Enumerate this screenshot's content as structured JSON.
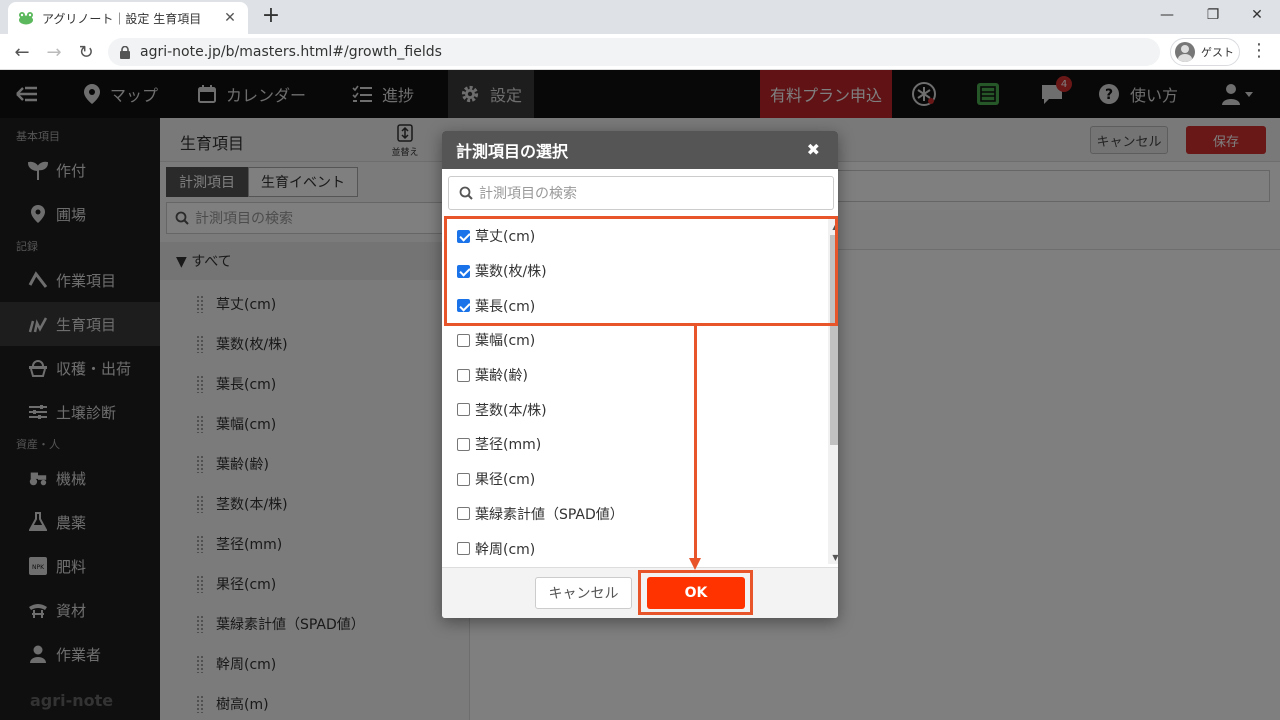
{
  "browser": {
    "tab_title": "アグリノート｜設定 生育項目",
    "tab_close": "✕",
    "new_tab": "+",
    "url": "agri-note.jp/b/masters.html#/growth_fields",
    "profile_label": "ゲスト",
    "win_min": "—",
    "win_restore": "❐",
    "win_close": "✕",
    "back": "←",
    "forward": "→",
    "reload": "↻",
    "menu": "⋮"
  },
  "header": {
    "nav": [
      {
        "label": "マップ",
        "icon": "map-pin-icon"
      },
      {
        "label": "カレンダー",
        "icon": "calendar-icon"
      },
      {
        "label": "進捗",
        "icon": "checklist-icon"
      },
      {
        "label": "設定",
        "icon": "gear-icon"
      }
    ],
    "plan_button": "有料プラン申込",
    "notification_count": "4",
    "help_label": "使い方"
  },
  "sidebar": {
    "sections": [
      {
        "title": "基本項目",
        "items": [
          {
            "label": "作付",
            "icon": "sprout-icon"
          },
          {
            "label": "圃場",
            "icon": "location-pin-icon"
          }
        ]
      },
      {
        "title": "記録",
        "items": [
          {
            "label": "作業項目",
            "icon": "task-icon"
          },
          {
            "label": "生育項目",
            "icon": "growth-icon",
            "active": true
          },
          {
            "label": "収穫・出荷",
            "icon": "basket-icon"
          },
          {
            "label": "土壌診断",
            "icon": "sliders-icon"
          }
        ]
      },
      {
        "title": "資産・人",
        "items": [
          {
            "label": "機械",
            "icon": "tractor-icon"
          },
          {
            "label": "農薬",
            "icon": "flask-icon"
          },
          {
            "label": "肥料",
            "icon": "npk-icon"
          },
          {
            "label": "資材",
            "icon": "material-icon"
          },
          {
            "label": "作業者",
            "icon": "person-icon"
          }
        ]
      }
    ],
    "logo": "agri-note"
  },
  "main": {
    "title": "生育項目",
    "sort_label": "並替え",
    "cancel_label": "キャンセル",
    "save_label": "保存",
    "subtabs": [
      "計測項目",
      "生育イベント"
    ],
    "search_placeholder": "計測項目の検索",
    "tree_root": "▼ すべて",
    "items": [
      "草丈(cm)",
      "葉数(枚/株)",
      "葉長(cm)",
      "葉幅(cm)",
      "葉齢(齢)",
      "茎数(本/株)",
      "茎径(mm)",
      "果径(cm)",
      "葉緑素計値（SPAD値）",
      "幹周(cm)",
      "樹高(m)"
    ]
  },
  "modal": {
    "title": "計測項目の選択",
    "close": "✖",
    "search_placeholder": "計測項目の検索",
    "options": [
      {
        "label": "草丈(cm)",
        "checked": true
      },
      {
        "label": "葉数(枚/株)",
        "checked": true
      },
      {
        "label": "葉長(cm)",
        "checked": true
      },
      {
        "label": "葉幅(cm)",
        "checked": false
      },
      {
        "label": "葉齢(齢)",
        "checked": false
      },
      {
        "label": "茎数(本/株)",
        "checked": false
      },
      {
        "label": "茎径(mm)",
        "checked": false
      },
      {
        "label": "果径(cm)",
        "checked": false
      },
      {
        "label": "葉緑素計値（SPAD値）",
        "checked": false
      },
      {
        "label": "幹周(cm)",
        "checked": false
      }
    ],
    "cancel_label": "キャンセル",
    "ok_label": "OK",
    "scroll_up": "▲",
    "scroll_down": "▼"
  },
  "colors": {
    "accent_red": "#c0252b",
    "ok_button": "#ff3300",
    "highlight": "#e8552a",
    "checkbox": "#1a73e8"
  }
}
◇ ◇ ◇ ◇
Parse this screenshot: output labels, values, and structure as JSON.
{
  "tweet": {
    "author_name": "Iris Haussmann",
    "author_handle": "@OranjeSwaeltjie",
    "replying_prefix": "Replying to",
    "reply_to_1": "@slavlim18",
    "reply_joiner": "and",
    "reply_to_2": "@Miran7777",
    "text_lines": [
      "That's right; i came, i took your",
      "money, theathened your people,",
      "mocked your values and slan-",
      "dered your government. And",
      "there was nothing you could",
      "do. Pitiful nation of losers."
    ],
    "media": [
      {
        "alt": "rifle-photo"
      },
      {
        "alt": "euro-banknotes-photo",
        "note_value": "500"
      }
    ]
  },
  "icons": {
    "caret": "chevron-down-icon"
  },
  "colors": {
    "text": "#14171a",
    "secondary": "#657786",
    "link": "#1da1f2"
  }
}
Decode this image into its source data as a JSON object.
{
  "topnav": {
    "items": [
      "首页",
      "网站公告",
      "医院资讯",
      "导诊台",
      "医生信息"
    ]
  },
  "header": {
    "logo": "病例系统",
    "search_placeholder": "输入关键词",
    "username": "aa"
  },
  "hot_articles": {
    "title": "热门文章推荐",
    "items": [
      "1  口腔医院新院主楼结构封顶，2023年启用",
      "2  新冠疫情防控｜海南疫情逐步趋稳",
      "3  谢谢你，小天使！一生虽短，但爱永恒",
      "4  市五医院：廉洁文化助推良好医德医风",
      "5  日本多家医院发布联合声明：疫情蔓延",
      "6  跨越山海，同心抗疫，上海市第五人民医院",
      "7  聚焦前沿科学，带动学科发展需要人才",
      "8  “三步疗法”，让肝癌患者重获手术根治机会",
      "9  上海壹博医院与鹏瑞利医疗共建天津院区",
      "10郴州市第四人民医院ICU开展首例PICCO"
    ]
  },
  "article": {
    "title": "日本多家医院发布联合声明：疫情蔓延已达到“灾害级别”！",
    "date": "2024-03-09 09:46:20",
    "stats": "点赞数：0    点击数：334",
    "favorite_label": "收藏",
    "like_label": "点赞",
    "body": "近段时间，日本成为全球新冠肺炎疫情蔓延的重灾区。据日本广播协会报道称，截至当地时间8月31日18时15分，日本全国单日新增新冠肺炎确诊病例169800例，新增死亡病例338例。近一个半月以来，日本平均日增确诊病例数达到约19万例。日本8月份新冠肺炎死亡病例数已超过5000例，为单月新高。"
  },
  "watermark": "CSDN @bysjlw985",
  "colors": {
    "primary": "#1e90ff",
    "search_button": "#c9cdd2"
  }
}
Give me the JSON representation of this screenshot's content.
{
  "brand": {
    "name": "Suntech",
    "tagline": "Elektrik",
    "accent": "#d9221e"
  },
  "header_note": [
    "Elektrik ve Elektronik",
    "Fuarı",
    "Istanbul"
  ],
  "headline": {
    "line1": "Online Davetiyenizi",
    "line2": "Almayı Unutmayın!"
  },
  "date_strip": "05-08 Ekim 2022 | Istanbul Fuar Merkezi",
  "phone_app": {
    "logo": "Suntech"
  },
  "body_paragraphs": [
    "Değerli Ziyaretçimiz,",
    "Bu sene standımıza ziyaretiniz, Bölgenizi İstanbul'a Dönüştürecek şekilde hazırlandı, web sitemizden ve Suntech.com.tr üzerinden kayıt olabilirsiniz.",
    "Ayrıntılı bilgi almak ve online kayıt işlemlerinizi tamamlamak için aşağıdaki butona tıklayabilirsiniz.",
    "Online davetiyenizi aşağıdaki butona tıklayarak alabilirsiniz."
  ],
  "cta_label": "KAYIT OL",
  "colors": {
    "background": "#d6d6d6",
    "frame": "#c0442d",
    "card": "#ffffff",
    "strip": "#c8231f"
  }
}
◇ ◇ ◇ ◇
• [Objective]: Search the preceding listing for "values" and extract every line where it is found.

• [Answer to this problem]:
Parse this screenshot: output labels, values, and structure as JSON.
      "mocked your values and slan-",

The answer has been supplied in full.